Instructions for the task —
For each line below that includes the word "للإمام", make a copy.

Stored data:

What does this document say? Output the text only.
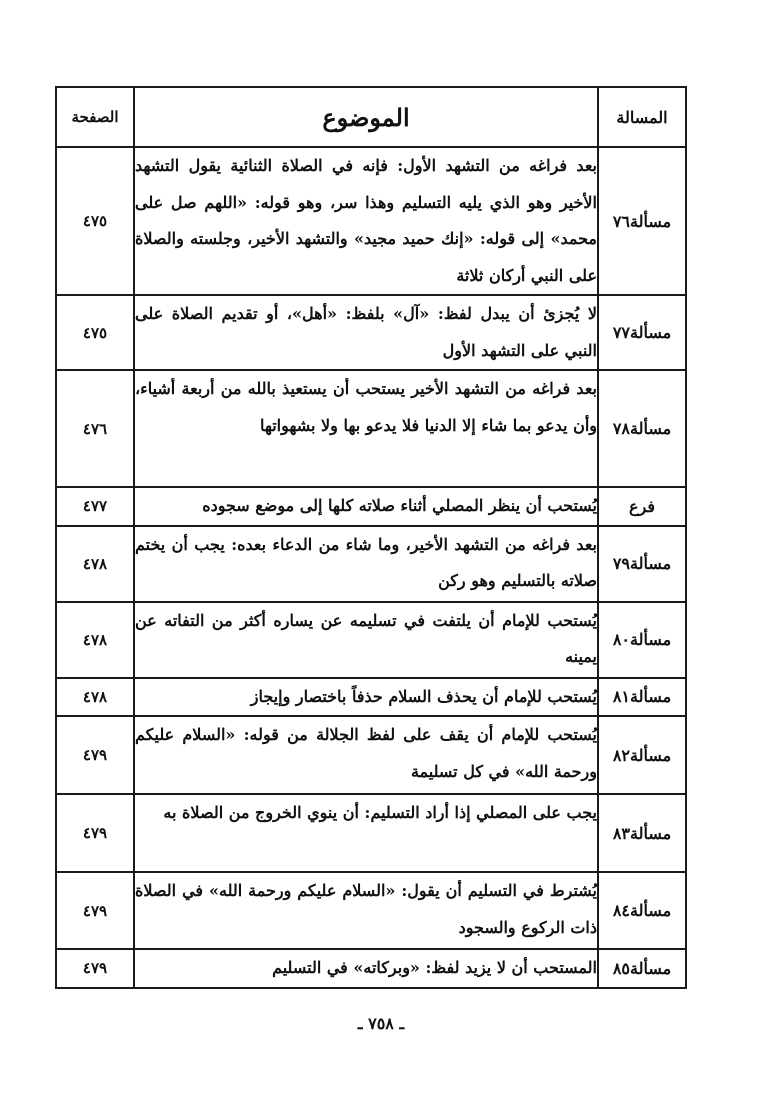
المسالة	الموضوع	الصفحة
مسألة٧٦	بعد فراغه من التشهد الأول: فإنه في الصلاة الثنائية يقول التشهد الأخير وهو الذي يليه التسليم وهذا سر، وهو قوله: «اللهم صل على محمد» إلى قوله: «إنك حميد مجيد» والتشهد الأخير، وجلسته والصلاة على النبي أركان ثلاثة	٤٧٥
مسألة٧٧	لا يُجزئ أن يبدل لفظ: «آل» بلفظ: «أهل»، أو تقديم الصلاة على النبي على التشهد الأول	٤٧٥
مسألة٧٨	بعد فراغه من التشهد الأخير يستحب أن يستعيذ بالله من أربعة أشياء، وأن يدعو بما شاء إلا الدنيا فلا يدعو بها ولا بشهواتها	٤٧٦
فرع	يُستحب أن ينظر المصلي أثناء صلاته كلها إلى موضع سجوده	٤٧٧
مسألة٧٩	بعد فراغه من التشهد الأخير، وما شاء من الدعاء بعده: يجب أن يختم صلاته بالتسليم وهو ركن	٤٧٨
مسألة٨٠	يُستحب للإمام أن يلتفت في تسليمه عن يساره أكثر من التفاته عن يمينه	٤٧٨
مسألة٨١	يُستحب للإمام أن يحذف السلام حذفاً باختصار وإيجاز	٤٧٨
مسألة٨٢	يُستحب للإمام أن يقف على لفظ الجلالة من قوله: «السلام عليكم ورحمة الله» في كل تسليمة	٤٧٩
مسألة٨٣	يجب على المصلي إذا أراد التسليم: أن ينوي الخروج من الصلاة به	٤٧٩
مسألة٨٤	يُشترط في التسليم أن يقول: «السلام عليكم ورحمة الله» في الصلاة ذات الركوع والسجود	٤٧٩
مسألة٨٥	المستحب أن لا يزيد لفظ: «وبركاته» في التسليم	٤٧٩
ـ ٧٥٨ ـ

--

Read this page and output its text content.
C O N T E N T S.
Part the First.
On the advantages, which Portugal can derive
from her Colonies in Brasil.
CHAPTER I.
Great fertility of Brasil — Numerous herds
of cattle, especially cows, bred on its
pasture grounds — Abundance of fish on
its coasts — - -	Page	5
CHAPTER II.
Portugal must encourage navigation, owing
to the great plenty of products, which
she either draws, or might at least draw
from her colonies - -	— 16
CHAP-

Task response —
مسألة٨٠	يُستحب للإمام أن يلتفت في تسليمه عن يساره أكثر من التفاته عن يمينه	٤٧٨
مسألة٨١	يُستحب للإمام أن يحذف السلام حذفاً باختصار وإيجاز	٤٧٨
مسألة٨٢	يُستحب للإمام أن يقف على لفظ الجلالة من قوله: «السلام عليكم ورحمة الله» في كل تسليمة	٤٧٩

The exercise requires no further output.